Would you pull out every line of the material that contains the string "subtitle"?
══ Data lines ══
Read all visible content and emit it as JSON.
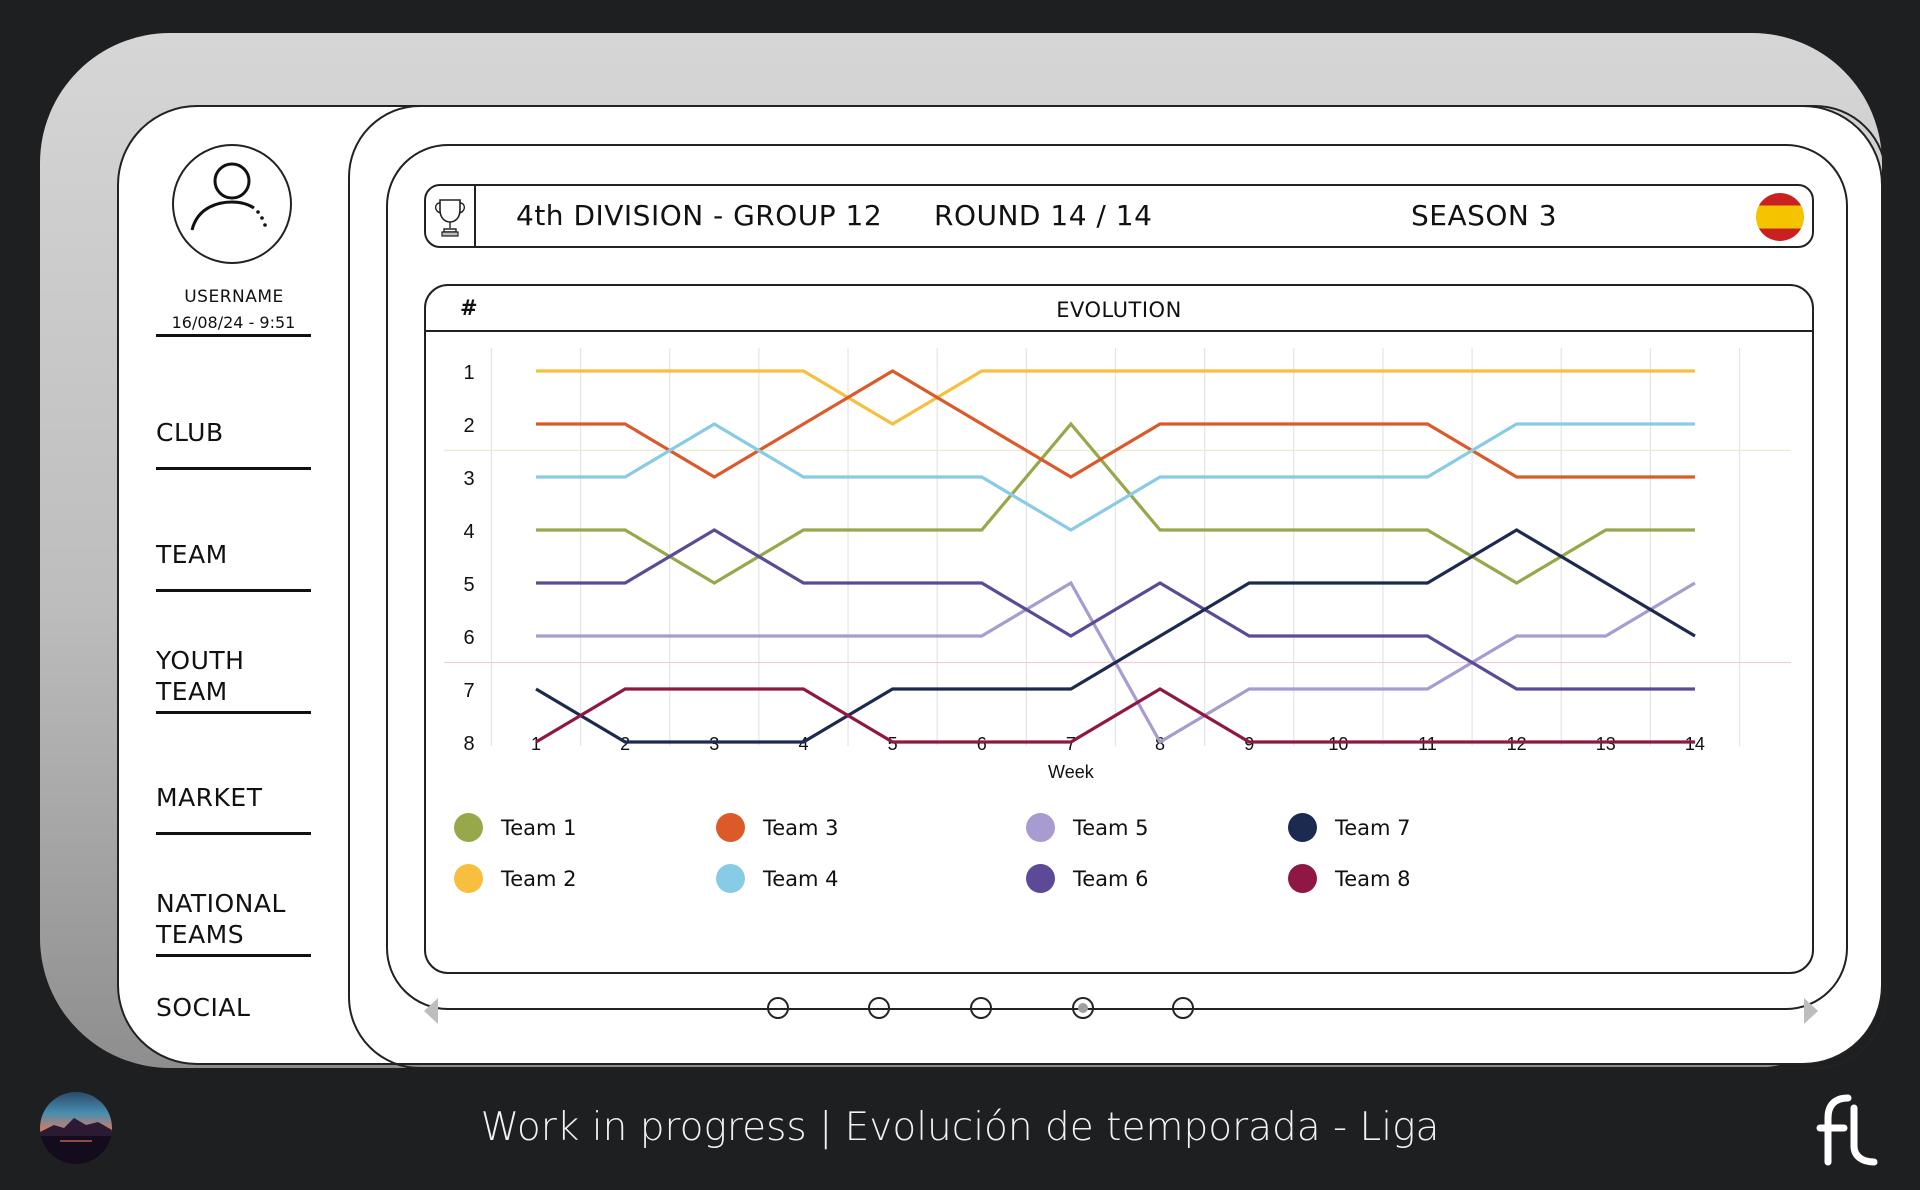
{
  "user": {
    "username": "USERNAME",
    "datetime": "16/08/24 - 9:51"
  },
  "nav": [
    {
      "label": "CLUB"
    },
    {
      "label": "TEAM"
    },
    {
      "label": "YOUTH\nTEAM"
    },
    {
      "label": "MARKET"
    },
    {
      "label": "NATIONAL\nTEAMS"
    },
    {
      "label": "SOCIAL"
    }
  ],
  "header": {
    "division": "4th DIVISION - GROUP 12",
    "round": "ROUND 14 / 14",
    "season": "SEASON 3",
    "flag_icon": "spain-flag-icon",
    "trophy_icon": "trophy-icon"
  },
  "panel": {
    "hash": "#",
    "title": "EVOLUTION"
  },
  "chart_data": {
    "type": "line",
    "title": "",
    "xlabel": "Week",
    "ylabel": "",
    "x": [
      1,
      2,
      3,
      4,
      5,
      6,
      7,
      8,
      9,
      10,
      11,
      12,
      13,
      14
    ],
    "ylim": [
      1,
      8
    ],
    "y_reversed": true,
    "y_ticks": [
      1,
      2,
      3,
      4,
      5,
      6,
      7,
      8
    ],
    "grid": "vertical",
    "series": [
      {
        "name": "Team 1",
        "color": "#96a84a",
        "values": [
          4,
          4,
          5,
          4,
          4,
          4,
          2,
          4,
          4,
          4,
          4,
          5,
          4,
          4
        ]
      },
      {
        "name": "Team 2",
        "color": "#f7bf3e",
        "values": [
          1,
          1,
          1,
          1,
          2,
          1,
          1,
          1,
          1,
          1,
          1,
          1,
          1,
          1
        ]
      },
      {
        "name": "Team 3",
        "color": "#dc5a2a",
        "values": [
          2,
          2,
          3,
          2,
          1,
          2,
          3,
          2,
          2,
          2,
          2,
          3,
          3,
          3
        ]
      },
      {
        "name": "Team 4",
        "color": "#88cbe5",
        "values": [
          3,
          3,
          2,
          3,
          3,
          3,
          4,
          3,
          3,
          3,
          3,
          2,
          2,
          2
        ]
      },
      {
        "name": "Team 5",
        "color": "#a79bd0",
        "values": [
          6,
          6,
          6,
          6,
          6,
          6,
          5,
          8,
          7,
          7,
          7,
          6,
          6,
          5
        ]
      },
      {
        "name": "Team 6",
        "color": "#5c4a96",
        "values": [
          5,
          5,
          4,
          5,
          5,
          5,
          6,
          5,
          6,
          6,
          6,
          7,
          7,
          7
        ]
      },
      {
        "name": "Team 7",
        "color": "#1b2a4e",
        "values": [
          7,
          8,
          8,
          8,
          7,
          7,
          7,
          6,
          5,
          5,
          5,
          4,
          5,
          6
        ]
      },
      {
        "name": "Team 8",
        "color": "#8e1744",
        "values": [
          8,
          7,
          7,
          7,
          8,
          8,
          8,
          7,
          8,
          8,
          8,
          8,
          8,
          8
        ]
      }
    ]
  },
  "pager": {
    "pages": 5,
    "active": 4
  },
  "footer": {
    "text": "Work in progress  |  Evolución de temporada -  Liga"
  }
}
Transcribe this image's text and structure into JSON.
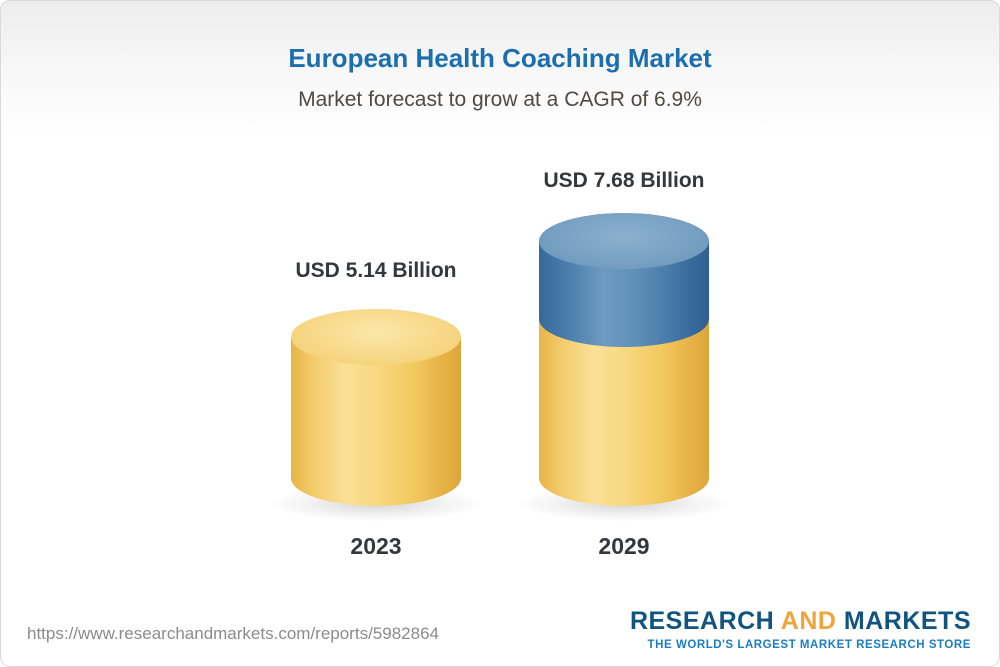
{
  "header": {
    "title": "European Health Coaching Market",
    "subtitle": "Market forecast to grow at a CAGR of 6.9%"
  },
  "chart_data": {
    "type": "bar",
    "categories": [
      "2023",
      "2029"
    ],
    "values": [
      5.14,
      7.68
    ],
    "value_labels": [
      "USD 5.14 Billion",
      "USD 7.68 Billion"
    ],
    "title": "European Health Coaching Market",
    "subtitle": "Market forecast to grow at a CAGR of 6.9%",
    "unit": "USD Billion",
    "cagr_percent": 6.9,
    "legend_position": "none",
    "grid": false,
    "bar_style": "3d-cylinder",
    "colors": {
      "base_segment": "#f3cd6d",
      "growth_segment": "#4a7dab",
      "title": "#1c6fae",
      "label_text": "#33383d"
    }
  },
  "footer": {
    "url": "https://www.researchandmarkets.com/reports/5982864",
    "logo": {
      "research": "RESEARCH",
      "and": "AND",
      "markets": "MARKETS",
      "tagline": "THE WORLD'S LARGEST MARKET RESEARCH STORE"
    }
  }
}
═══
• [Full answer]:
    "subtitle": "Market forecast to grow at a CAGR of 6.9%"
    "subtitle": "Market forecast to grow at a CAGR of 6.9%",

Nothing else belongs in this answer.